RAW RECORDS:
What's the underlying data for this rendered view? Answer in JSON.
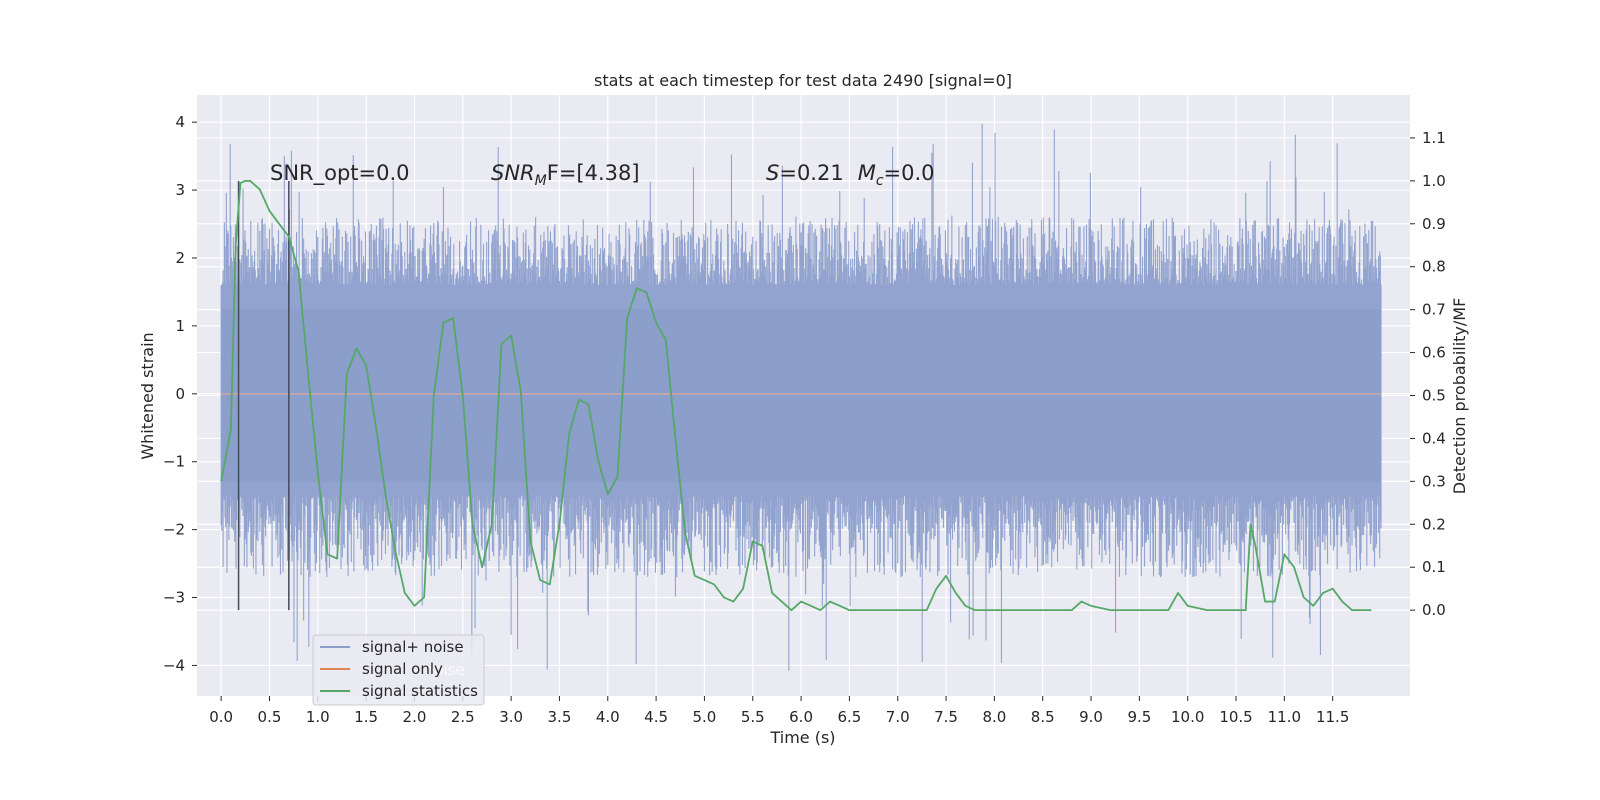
{
  "chart_data": {
    "type": "line",
    "title": "stats at each timestep for test data 2490 [signal=0]",
    "xlabel": "Time (s)",
    "ylabel": "Whitened strain",
    "ylabel_right": "Detection probability/MF",
    "xlim": [
      -0.25,
      12.3
    ],
    "ylim": [
      -4.45,
      4.4
    ],
    "ylim_right": [
      -0.2,
      1.2
    ],
    "grid": true,
    "x_ticks": [
      0.0,
      0.5,
      1.0,
      1.5,
      2.0,
      2.5,
      3.0,
      3.5,
      4.0,
      4.5,
      5.0,
      5.5,
      6.0,
      6.5,
      7.0,
      7.5,
      8.0,
      8.5,
      9.0,
      9.5,
      10.0,
      10.5,
      11.0,
      11.5
    ],
    "x_tick_labels": [
      "0.0",
      "0.5",
      "1.0",
      "1.5",
      "2.0",
      "2.5",
      "3.0",
      "3.5",
      "4.0",
      "4.5",
      "5.0",
      "5.5",
      "6.0",
      "6.5",
      "7.0",
      "7.5",
      "8.0",
      "8.5",
      "9.0",
      "9.5",
      "10.0",
      "10.5",
      "11.0",
      "11.5"
    ],
    "y_ticks": [
      -4,
      -3,
      -2,
      -1,
      0,
      1,
      2,
      3,
      4
    ],
    "y_tick_labels": [
      "−4",
      "−3",
      "−2",
      "−1",
      "0",
      "1",
      "2",
      "3",
      "4"
    ],
    "y_right_ticks": [
      0.0,
      0.1,
      0.2,
      0.3,
      0.4,
      0.5,
      0.6,
      0.7,
      0.8,
      0.9,
      1.0,
      1.1
    ],
    "y_right_tick_labels": [
      "0.0",
      "0.1",
      "0.2",
      "0.3",
      "0.4",
      "0.5",
      "0.6",
      "0.7",
      "0.8",
      "0.9",
      "1.0",
      "1.1"
    ],
    "legend": {
      "location": "lower-left",
      "entries": [
        {
          "label": "signal+ noise",
          "color": "#8c9fcb"
        },
        {
          "label": "signal only",
          "color": "#dd8452"
        },
        {
          "label": "signal statistics",
          "color": "#55a868"
        }
      ],
      "ghost_text": "noise"
    },
    "annotations": {
      "snr_opt": "SNR_opt=0.0",
      "snr_mf_prefix": "SNR",
      "snr_mf_sub": "M",
      "snr_mf_suffix": "F=[4.38]",
      "s_var": "S",
      "s_value": "=0.21",
      "mc_var": "M",
      "mc_sub": "c",
      "mc_value": "=0.0"
    },
    "vertical_lines_x": [
      0.18,
      0.7
    ],
    "series": [
      {
        "name": "signal+ noise",
        "axis": "left",
        "color": "#8c9fcb",
        "x_range": [
          0.0,
          12.0
        ],
        "envelope": {
          "upper_typical": [
            1.6,
            2.6
          ],
          "lower_typical": [
            -1.5,
            -2.7
          ],
          "peak_max": 4.0,
          "peak_min": -4.1
        }
      },
      {
        "name": "signal only",
        "axis": "left",
        "color": "#dd8452",
        "x": [
          0.0,
          12.0
        ],
        "y": [
          0.0,
          0.0
        ]
      },
      {
        "name": "signal statistics",
        "axis": "right",
        "color": "#55a868",
        "x": [
          0.0,
          0.1,
          0.15,
          0.2,
          0.25,
          0.3,
          0.4,
          0.5,
          0.6,
          0.7,
          0.8,
          0.9,
          1.0,
          1.1,
          1.2,
          1.3,
          1.4,
          1.5,
          1.6,
          1.7,
          1.8,
          1.9,
          2.0,
          2.1,
          2.2,
          2.3,
          2.4,
          2.5,
          2.6,
          2.7,
          2.8,
          2.9,
          3.0,
          3.1,
          3.2,
          3.3,
          3.4,
          3.5,
          3.6,
          3.7,
          3.8,
          3.9,
          4.0,
          4.1,
          4.2,
          4.3,
          4.4,
          4.5,
          4.6,
          4.7,
          4.8,
          4.9,
          5.0,
          5.1,
          5.2,
          5.3,
          5.4,
          5.5,
          5.6,
          5.7,
          5.8,
          5.9,
          6.0,
          6.1,
          6.2,
          6.3,
          6.4,
          6.5,
          7.0,
          7.3,
          7.4,
          7.5,
          7.6,
          7.7,
          7.8,
          8.0,
          8.5,
          8.8,
          8.9,
          9.0,
          9.2,
          9.5,
          9.8,
          9.9,
          10.0,
          10.2,
          10.5,
          10.6,
          10.65,
          10.7,
          10.8,
          10.9,
          11.0,
          11.1,
          11.2,
          11.3,
          11.4,
          11.5,
          11.6,
          11.7,
          11.9
        ],
        "y": [
          0.3,
          0.42,
          0.85,
          0.995,
          1.0,
          1.0,
          0.98,
          0.93,
          0.9,
          0.87,
          0.79,
          0.55,
          0.32,
          0.13,
          0.12,
          0.55,
          0.61,
          0.57,
          0.43,
          0.27,
          0.14,
          0.04,
          0.01,
          0.03,
          0.5,
          0.67,
          0.68,
          0.5,
          0.2,
          0.1,
          0.2,
          0.62,
          0.64,
          0.51,
          0.16,
          0.07,
          0.06,
          0.2,
          0.41,
          0.49,
          0.48,
          0.35,
          0.27,
          0.31,
          0.68,
          0.75,
          0.74,
          0.67,
          0.63,
          0.4,
          0.18,
          0.08,
          0.07,
          0.06,
          0.03,
          0.02,
          0.05,
          0.16,
          0.15,
          0.04,
          0.02,
          0.0,
          0.02,
          0.01,
          0.0,
          0.02,
          0.01,
          0.0,
          0.0,
          0.0,
          0.05,
          0.08,
          0.04,
          0.01,
          0.0,
          0.0,
          0.0,
          0.0,
          0.02,
          0.01,
          0.0,
          0.0,
          0.0,
          0.04,
          0.01,
          0.0,
          0.0,
          0.0,
          0.2,
          0.15,
          0.02,
          0.02,
          0.13,
          0.1,
          0.03,
          0.01,
          0.04,
          0.05,
          0.02,
          0.0,
          0.0
        ]
      }
    ]
  }
}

TASK TO COMPLETE: Determine the number of lines in the listing that hold the word "name", and supply that number and nothing further.

REPLY TO THE TASK: 3